**Set task**
Set down the records once more, please, exactly and with the pictures left out.

──────── Listed records

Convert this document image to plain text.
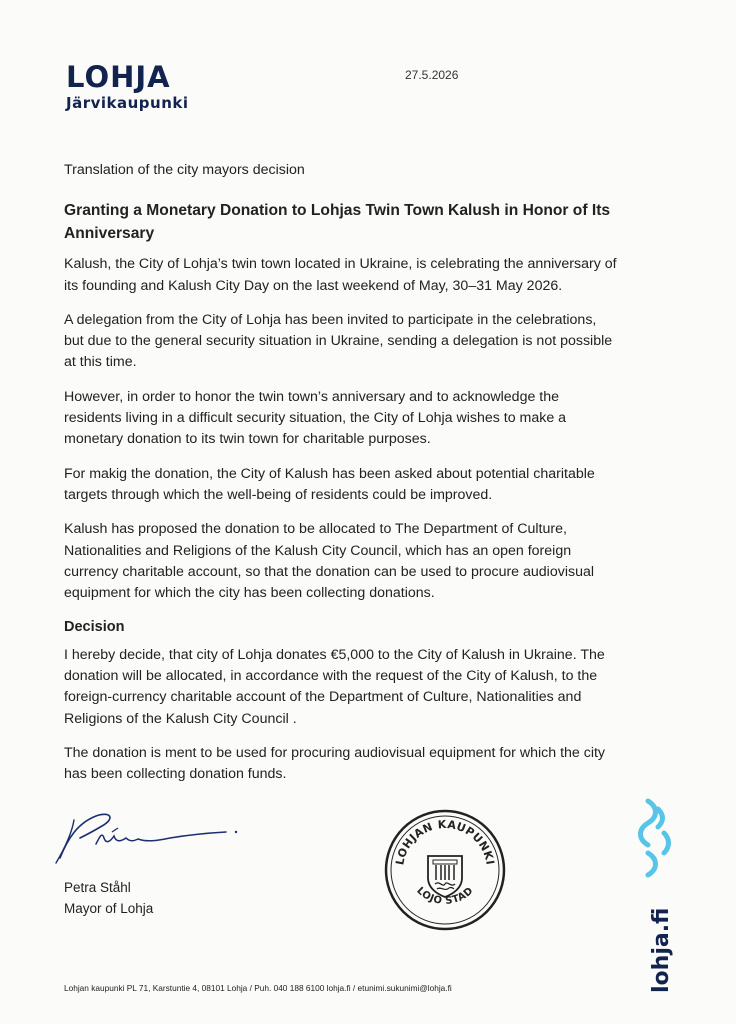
LOHJA
Järvikaupunki
27.5.2026

Translation of the city mayors decision

Granting a Monetary Donation to Lohjas Twin Town Kalush in Honor of Its Anniversary

Kalush, the City of Lohja’s twin town located in Ukraine, is celebrating the anniversary of its founding and Kalush City Day on the last weekend of May, 30–31 May 2026.

A delegation from the City of Lohja has been invited to participate in the celebrations, but due to the general security situation in Ukraine, sending a delegation is not possible at this time.

However, in order to honor the twin town’s anniversary and to acknowledge the residents living in a difficult security situation, the City of Lohja wishes to make a monetary donation to its twin town for charitable purposes.

For makig the donation, the City of Kalush has been asked about potential charitable targets through which the well-being of residents could be improved.

Kalush has proposed the donation to be allocated to The Department of Culture, Nationalities and Religions of the Kalush City Council, which has an open foreign currency charitable account, so that the donation can be used to procure audiovisual equipment for which the city has been collecting donations.

Decision

I hereby decide, that city of Lohja donates €5,000 to the City of Kalush in Ukraine. The donation will be allocated, in accordance with the request of the City of Kalush, to the foreign-currency charitable account of the Department of Culture, Nationalities and Religions of the Kalush City Council .

The donation is ment to be used for procuring audiovisual equipment for which the city has been collecting donation funds.

Petra Ståhl
Mayor of Lohja
LOHJAN KAUPUNKI
LOJO STAD
lohja.fi
Lohjan kaupunki PL 71, Karstuntie 4, 08101 Lohja / Puh. 040 188 6100 lohja.fi / etunimi.sukunimi@lohja.fi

────────────────

**Task output**
Convert this document image to plain text.
LOHJA
Järvikaupunki
27.5.2026

Translation of the city mayors decision

Granting a Monetary Donation to Lohjas Twin Town Kalush in Honor of Its Anniversary

Kalush, the City of Lohja’s twin town located in Ukraine, is celebrating the anniversary of its founding and Kalush City Day on the last weekend of May, 30–31 May 2026.

A delegation from the City of Lohja has been invited to participate in the celebrations, but due to the general security situation in Ukraine, sending a delegation is not possible at this time.

However, in order to honor the twin town’s anniversary and to acknowledge the residents living in a difficult security situation, the City of Lohja wishes to make a monetary donation to its twin town for charitable purposes.

For makig the donation, the City of Kalush has been asked about potential charitable targets through which the well-being of residents could be improved.

Kalush has proposed the donation to be allocated to The Department of Culture, Nationalities and Religions of the Kalush City Council, which has an open foreign currency charitable account, so that the donation can be used to procure audiovisual equipment for which the city has been collecting donations.

Decision

I hereby decide, that city of Lohja donates €5,000 to the City of Kalush in Ukraine. The donation will be allocated, in accordance with the request of the City of Kalush, to the foreign-currency charitable account of the Department of Culture, Nationalities and Religions of the Kalush City Council .

The donation is ment to be used for procuring audiovisual equipment for which the city has been collecting donation funds.

Petra Ståhl
Mayor of Lohja
LOHJAN KAUPUNKI
LOJO STAD
lohja.fi
Lohjan kaupunki PL 71, Karstuntie 4, 08101 Lohja / Puh. 040 188 6100 lohja.fi / etunimi.sukunimi@lohja.fi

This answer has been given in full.